## Stated task
Where a line of the material contains the string "JSON", copy that line.

## Task input
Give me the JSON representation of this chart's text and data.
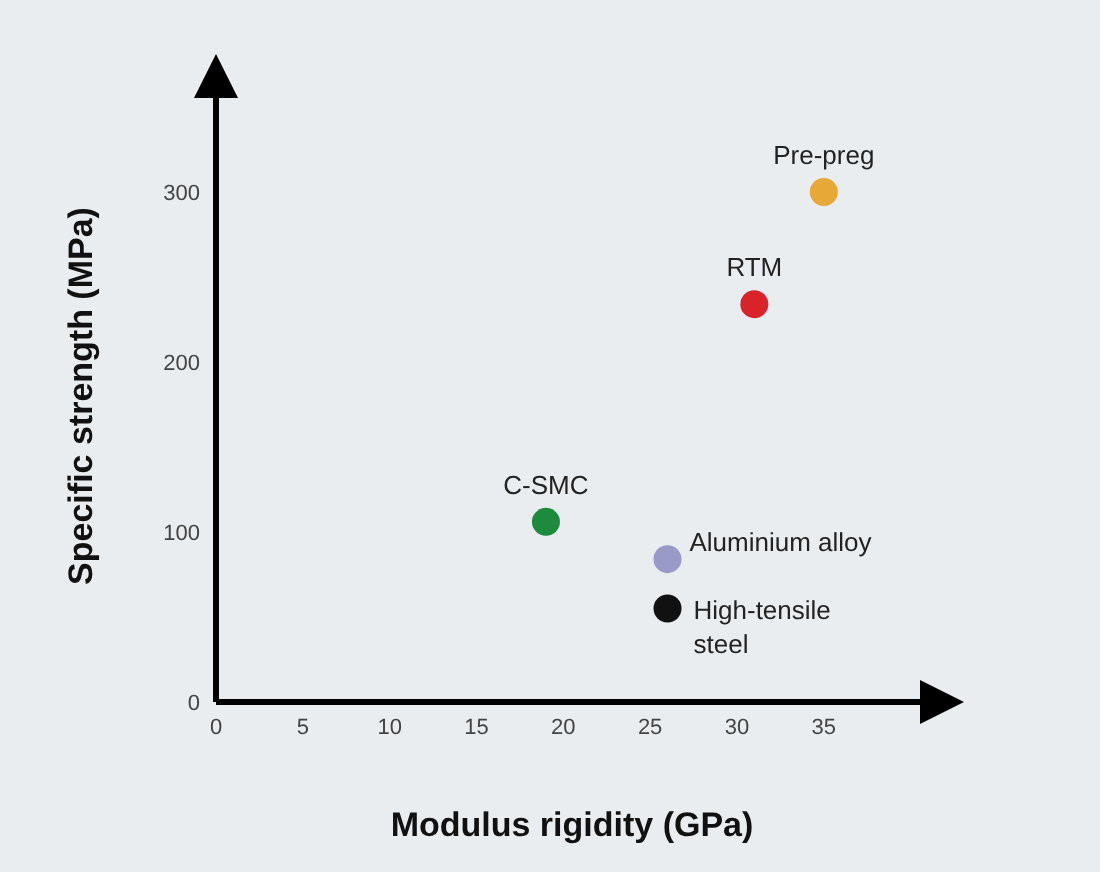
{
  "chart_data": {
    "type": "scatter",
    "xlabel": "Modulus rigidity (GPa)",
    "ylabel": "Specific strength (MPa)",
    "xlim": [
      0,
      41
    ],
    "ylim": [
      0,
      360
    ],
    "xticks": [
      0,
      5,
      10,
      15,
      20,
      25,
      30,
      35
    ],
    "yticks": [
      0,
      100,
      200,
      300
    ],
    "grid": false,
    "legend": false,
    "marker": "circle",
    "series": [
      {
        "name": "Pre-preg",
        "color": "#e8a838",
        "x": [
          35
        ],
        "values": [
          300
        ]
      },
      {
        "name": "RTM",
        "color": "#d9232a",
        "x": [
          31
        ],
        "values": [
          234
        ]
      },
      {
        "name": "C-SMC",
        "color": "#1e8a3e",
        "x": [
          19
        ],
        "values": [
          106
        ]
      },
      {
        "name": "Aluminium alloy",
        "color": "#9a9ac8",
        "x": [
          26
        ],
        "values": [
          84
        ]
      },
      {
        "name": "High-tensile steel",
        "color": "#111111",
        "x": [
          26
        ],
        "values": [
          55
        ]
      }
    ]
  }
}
---
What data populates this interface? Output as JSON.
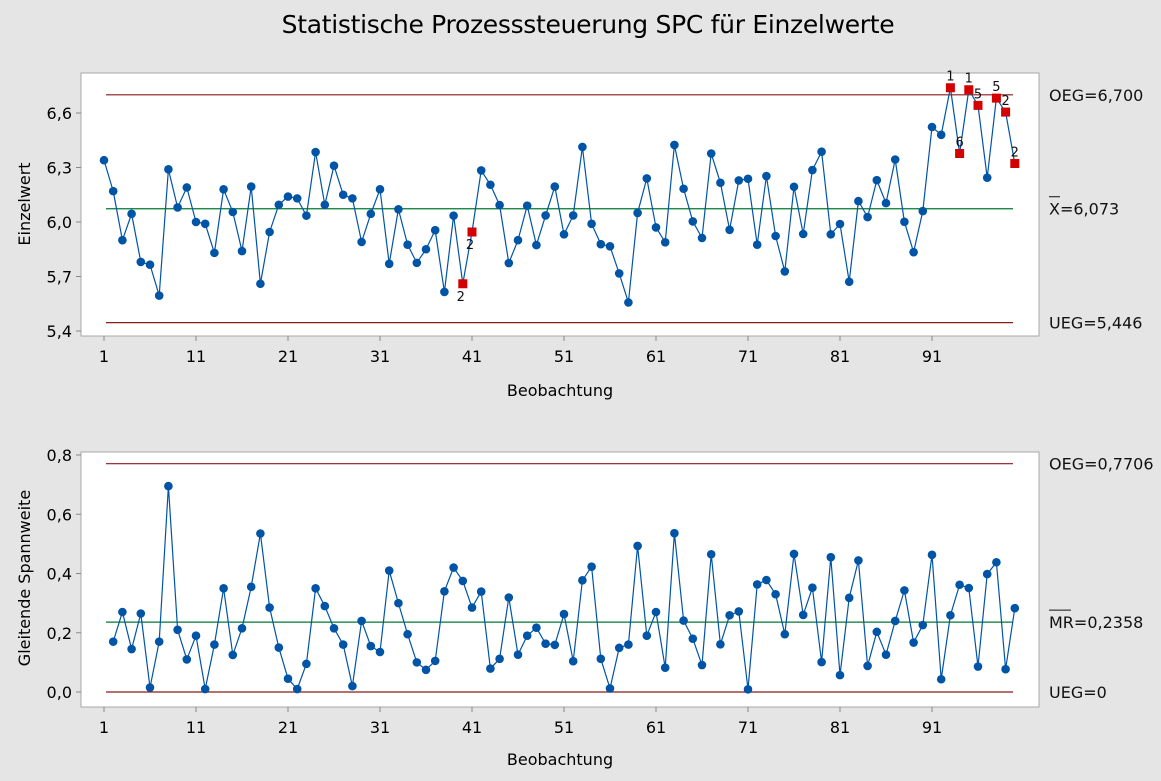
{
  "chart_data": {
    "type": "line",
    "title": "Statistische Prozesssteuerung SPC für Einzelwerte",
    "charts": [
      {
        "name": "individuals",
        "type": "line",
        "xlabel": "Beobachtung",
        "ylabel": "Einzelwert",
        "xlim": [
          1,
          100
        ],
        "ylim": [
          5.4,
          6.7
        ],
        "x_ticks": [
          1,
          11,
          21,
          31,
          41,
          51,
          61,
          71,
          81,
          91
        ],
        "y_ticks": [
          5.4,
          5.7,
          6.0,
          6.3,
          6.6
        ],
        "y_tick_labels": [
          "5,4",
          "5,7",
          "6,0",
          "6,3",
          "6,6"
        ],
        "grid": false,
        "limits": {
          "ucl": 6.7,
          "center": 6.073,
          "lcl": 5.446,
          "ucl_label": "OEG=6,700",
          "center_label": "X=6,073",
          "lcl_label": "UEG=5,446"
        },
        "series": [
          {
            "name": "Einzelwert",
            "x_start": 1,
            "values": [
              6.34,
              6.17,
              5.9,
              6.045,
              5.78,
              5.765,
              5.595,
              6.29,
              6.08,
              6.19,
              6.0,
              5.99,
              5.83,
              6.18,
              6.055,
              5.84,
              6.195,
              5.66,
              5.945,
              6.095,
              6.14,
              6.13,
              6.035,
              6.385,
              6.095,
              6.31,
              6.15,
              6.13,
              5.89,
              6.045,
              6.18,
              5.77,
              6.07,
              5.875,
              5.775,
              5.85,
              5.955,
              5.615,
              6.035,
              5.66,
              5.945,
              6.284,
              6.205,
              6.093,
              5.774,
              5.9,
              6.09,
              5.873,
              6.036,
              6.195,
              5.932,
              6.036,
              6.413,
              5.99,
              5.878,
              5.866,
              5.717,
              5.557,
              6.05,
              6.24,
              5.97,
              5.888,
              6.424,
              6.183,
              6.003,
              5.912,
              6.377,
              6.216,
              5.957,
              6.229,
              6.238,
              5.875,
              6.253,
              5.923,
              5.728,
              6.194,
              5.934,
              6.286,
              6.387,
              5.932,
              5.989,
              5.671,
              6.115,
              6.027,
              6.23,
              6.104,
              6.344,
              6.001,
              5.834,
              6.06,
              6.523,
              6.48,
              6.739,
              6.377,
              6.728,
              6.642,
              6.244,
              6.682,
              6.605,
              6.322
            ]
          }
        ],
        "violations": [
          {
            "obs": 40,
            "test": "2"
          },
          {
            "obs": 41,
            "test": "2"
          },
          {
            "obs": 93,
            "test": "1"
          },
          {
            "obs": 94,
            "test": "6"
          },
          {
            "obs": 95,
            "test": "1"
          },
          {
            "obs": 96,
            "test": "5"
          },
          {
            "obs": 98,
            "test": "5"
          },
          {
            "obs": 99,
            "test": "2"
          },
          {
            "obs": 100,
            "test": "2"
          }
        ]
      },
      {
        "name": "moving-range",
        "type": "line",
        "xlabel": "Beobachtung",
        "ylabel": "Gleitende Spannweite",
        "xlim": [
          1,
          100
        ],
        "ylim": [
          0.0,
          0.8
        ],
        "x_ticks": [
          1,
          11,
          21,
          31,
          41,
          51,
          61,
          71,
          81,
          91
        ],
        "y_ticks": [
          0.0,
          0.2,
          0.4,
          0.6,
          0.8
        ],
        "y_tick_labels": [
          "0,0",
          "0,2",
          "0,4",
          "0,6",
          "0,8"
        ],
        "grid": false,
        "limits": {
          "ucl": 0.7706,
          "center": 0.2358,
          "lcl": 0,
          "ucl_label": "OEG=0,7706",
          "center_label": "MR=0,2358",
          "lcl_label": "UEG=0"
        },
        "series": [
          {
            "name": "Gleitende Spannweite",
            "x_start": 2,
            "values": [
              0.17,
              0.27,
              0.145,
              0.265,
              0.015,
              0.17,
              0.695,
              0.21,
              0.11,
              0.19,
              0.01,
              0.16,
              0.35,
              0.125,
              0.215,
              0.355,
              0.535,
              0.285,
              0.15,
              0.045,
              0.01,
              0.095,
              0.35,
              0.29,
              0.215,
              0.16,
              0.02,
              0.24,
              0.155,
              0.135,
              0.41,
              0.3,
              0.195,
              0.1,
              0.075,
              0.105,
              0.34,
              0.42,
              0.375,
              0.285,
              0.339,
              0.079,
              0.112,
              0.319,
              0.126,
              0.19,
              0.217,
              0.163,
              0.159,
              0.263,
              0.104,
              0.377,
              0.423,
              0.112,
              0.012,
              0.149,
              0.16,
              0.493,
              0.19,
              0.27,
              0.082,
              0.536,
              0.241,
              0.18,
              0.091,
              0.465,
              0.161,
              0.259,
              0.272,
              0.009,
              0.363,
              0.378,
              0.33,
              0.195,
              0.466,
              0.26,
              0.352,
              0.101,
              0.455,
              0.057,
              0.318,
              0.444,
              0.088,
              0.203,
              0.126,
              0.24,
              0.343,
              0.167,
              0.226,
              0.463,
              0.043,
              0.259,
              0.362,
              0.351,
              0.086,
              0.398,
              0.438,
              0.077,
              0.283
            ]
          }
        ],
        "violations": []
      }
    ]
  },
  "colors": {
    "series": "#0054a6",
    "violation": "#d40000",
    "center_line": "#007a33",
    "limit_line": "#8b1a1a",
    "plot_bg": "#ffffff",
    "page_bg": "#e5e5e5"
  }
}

## Exercise answer
Give me the JSON representation of this chart's text and data.
What data populates this interface? Output as JSON.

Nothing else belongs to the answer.